═══ Records supplied
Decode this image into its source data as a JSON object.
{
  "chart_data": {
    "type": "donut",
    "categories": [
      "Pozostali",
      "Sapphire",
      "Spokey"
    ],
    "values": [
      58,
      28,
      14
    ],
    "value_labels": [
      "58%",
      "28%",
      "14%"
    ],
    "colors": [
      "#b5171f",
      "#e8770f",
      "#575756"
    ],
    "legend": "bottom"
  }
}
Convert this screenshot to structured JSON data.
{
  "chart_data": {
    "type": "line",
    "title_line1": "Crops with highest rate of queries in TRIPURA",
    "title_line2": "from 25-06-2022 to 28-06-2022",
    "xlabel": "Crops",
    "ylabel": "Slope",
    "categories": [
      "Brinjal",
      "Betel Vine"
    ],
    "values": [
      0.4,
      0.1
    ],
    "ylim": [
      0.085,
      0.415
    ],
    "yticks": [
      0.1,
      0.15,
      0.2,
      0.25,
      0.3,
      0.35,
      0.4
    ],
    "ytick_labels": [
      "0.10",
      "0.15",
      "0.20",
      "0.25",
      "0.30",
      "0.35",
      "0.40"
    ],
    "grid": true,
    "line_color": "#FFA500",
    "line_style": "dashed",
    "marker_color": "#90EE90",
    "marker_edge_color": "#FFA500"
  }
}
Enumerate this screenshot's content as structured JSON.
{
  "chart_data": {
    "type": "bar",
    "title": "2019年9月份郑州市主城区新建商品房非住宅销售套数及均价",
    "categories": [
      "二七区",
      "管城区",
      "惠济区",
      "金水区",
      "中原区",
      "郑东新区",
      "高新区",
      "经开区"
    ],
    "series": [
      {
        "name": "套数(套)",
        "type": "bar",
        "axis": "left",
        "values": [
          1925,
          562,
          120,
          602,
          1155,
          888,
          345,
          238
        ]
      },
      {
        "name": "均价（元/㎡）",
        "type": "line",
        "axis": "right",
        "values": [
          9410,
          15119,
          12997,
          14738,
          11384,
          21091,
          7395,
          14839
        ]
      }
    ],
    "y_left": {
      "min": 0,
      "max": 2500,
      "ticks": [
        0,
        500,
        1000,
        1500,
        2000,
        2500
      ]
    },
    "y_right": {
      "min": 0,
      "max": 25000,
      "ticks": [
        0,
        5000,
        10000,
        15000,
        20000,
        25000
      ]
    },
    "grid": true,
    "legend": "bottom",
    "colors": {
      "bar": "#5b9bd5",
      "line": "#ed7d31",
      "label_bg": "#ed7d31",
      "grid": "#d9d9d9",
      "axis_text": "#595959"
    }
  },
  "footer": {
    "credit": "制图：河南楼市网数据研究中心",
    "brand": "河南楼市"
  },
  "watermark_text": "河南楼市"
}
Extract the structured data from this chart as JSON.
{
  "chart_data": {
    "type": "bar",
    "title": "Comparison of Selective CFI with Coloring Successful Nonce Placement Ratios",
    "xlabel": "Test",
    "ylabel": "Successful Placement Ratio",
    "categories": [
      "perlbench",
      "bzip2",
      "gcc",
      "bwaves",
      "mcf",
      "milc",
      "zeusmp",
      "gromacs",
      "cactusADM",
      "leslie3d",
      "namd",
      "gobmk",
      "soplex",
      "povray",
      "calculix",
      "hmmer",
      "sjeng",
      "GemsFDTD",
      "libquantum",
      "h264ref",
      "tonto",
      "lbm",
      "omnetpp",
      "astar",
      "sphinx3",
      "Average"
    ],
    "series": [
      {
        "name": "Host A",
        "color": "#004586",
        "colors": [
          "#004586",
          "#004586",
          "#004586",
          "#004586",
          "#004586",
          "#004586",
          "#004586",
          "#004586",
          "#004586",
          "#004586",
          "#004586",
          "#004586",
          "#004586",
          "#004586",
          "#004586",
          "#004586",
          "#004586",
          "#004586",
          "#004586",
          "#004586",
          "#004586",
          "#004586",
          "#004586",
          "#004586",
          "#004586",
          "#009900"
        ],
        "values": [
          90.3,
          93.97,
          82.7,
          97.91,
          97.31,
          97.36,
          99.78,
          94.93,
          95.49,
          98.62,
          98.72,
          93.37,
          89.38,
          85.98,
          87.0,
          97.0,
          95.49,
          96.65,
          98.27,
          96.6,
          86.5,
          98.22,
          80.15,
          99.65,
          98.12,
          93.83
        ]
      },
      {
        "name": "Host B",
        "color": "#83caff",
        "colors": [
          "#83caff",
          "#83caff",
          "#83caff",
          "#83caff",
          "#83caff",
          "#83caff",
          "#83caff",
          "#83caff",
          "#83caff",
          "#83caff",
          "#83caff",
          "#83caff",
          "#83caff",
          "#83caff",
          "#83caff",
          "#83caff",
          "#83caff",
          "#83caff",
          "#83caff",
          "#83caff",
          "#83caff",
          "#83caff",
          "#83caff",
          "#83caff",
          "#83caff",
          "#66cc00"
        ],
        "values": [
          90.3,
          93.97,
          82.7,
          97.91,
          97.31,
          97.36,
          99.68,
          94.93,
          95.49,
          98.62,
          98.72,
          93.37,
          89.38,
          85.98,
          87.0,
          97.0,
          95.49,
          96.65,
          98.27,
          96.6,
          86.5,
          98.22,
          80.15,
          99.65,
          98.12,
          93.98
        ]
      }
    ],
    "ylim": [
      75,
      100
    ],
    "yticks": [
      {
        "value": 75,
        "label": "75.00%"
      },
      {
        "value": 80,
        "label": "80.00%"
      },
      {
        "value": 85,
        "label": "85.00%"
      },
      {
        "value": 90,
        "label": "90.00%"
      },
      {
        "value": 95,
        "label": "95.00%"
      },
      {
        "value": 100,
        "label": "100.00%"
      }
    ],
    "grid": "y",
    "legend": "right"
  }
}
══════
What is required
Pick out the lines containing the word "Crops" and show them.

Answer to this problem
    "title_line1": "Crops with highest rate of queries in TRIPURA",
    "xlabel": "Crops",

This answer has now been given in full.